TASK DATA
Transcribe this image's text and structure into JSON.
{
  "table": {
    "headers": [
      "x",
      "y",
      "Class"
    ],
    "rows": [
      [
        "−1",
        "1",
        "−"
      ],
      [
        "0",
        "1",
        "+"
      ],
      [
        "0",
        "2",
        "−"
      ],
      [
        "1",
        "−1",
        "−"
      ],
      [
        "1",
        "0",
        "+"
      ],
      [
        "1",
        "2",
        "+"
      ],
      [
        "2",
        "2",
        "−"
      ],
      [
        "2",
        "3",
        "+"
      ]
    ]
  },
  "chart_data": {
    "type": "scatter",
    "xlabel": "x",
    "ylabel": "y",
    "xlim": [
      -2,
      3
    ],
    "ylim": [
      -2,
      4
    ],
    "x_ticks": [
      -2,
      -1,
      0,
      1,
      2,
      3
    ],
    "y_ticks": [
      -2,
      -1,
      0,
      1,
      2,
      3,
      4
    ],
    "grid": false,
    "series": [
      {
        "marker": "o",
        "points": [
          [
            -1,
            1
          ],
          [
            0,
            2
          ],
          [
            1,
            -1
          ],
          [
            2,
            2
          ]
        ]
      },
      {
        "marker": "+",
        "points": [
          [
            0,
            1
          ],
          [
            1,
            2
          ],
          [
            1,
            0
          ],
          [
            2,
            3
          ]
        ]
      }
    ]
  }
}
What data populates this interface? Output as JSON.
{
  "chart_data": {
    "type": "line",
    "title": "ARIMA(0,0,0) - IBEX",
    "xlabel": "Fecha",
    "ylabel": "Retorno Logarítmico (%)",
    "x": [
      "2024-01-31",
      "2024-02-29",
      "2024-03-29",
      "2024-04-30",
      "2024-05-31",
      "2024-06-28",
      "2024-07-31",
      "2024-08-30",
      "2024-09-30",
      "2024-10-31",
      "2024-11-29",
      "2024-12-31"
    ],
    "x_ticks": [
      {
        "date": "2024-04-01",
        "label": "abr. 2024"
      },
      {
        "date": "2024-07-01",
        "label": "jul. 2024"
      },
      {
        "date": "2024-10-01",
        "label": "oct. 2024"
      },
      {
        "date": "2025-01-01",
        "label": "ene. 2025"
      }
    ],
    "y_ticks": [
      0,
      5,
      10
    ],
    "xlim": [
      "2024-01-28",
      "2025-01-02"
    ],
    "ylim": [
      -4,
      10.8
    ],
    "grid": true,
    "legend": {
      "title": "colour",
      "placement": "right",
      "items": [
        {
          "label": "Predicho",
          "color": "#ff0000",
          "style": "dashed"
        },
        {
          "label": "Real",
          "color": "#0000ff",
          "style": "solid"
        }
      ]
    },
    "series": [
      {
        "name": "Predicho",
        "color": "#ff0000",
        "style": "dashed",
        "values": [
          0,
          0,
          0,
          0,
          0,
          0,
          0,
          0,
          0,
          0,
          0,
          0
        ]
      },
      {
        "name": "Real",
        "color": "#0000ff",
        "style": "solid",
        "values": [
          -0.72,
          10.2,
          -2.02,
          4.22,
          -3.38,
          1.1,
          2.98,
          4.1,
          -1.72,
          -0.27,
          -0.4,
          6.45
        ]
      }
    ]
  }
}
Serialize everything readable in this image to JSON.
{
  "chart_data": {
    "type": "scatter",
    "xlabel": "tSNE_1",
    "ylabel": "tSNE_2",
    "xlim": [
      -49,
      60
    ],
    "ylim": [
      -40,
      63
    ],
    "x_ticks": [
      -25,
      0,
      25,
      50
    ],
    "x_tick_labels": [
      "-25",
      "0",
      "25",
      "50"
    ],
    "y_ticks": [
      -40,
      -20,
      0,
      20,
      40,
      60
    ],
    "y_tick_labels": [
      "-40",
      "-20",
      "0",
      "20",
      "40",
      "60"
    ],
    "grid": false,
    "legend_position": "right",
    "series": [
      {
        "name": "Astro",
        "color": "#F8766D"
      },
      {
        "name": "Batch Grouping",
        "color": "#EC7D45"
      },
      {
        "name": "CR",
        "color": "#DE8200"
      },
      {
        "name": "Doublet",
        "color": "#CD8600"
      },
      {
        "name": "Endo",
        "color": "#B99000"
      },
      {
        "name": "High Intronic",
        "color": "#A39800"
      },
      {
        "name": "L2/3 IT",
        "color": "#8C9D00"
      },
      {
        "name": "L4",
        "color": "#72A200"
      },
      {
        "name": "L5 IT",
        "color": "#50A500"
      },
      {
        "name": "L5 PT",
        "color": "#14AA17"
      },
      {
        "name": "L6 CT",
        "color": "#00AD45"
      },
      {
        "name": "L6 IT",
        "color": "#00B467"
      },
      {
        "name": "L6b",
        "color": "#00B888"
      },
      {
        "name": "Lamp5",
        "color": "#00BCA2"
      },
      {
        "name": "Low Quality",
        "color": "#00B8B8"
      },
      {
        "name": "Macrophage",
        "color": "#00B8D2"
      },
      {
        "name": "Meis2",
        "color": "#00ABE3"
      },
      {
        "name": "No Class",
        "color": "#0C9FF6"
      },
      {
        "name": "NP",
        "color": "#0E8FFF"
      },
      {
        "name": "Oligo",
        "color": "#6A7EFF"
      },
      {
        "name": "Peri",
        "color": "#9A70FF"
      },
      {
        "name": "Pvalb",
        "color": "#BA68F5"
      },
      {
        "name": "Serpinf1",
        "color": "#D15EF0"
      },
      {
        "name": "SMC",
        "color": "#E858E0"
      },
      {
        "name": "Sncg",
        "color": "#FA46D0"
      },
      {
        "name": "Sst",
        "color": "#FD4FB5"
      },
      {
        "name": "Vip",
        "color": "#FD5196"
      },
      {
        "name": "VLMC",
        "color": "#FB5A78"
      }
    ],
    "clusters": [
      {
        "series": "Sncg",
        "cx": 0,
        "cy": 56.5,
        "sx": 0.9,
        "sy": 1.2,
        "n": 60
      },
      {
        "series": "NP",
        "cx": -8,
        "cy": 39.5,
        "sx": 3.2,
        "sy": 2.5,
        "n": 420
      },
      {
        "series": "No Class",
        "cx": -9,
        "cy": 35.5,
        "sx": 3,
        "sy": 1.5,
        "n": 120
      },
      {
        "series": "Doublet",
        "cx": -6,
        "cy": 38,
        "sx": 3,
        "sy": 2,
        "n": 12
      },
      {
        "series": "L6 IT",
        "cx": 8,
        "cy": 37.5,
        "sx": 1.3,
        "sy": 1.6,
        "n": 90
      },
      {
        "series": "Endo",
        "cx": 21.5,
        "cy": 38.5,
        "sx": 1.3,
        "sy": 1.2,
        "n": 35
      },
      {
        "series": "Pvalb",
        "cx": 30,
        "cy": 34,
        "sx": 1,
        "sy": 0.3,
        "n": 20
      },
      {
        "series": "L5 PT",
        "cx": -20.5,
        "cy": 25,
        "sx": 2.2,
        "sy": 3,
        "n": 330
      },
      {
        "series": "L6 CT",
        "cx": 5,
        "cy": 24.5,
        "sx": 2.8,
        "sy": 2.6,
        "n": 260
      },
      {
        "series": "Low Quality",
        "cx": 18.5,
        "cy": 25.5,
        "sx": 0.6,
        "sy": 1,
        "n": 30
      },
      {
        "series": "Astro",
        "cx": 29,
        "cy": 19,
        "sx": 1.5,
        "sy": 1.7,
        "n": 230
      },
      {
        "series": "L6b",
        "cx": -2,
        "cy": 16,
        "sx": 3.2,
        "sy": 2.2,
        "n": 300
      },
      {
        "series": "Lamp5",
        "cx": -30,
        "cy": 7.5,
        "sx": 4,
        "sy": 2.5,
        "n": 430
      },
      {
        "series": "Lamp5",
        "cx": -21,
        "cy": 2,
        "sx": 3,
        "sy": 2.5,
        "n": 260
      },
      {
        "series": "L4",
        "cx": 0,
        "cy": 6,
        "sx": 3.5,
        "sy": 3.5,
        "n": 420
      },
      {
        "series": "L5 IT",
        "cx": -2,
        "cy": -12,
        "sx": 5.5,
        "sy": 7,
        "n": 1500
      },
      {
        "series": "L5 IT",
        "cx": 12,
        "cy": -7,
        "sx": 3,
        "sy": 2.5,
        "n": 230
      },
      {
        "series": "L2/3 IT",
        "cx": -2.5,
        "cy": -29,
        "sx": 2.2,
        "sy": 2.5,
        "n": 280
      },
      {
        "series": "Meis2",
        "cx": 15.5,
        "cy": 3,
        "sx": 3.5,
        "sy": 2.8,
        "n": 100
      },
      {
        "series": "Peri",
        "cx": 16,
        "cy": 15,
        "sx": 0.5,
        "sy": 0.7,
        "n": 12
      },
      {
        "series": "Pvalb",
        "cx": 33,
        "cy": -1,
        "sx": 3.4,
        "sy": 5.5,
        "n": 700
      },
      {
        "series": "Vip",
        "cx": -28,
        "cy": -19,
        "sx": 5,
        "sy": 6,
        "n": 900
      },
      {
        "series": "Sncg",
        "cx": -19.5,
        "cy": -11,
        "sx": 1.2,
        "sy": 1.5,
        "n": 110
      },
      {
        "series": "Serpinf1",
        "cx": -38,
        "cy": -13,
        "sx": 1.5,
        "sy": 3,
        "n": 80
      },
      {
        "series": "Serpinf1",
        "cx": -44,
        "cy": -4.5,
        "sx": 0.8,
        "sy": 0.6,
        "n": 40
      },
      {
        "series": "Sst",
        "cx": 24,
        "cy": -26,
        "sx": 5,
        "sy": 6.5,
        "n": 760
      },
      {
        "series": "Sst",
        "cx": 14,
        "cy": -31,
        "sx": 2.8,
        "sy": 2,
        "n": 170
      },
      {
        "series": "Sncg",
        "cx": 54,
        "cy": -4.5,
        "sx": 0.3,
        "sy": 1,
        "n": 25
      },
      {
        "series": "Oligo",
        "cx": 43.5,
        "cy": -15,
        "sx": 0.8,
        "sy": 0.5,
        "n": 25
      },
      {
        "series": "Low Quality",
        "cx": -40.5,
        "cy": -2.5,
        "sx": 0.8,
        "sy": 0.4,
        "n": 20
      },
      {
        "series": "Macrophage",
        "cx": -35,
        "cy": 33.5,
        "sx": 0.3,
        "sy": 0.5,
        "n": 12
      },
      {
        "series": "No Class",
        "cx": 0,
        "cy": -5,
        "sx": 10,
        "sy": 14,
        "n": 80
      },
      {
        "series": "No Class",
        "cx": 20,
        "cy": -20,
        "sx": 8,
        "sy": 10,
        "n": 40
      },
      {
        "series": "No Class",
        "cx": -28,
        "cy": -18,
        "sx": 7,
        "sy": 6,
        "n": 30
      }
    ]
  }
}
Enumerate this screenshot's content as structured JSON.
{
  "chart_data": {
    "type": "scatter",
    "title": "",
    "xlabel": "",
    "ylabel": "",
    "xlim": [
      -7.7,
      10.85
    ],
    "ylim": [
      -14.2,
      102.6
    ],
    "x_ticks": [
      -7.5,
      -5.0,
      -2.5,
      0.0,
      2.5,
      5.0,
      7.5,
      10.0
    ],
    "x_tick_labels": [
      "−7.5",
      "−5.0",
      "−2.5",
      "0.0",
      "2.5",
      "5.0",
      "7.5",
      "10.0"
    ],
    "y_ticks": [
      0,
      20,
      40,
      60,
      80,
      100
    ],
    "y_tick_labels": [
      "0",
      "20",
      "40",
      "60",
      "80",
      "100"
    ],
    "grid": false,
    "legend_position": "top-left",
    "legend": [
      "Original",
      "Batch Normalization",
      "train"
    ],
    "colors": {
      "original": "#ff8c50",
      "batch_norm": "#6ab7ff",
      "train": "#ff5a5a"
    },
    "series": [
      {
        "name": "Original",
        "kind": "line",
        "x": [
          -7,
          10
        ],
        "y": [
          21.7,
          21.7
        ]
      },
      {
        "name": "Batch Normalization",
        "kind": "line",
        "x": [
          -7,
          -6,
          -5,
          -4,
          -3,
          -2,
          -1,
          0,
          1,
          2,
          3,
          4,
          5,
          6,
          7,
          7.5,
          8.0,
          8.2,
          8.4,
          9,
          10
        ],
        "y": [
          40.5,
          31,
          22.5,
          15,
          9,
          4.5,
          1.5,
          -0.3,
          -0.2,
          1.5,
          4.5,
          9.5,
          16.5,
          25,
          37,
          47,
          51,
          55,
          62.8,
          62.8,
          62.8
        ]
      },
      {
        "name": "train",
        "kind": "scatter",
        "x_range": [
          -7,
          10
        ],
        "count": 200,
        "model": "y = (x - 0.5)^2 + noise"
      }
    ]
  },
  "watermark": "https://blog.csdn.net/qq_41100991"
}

EXERCISE DESCRIPTION
Pick out each line containing the string "right" and copy it.

RESULT OF THE TASK
      "placement": "right",
    "legend_position": "right",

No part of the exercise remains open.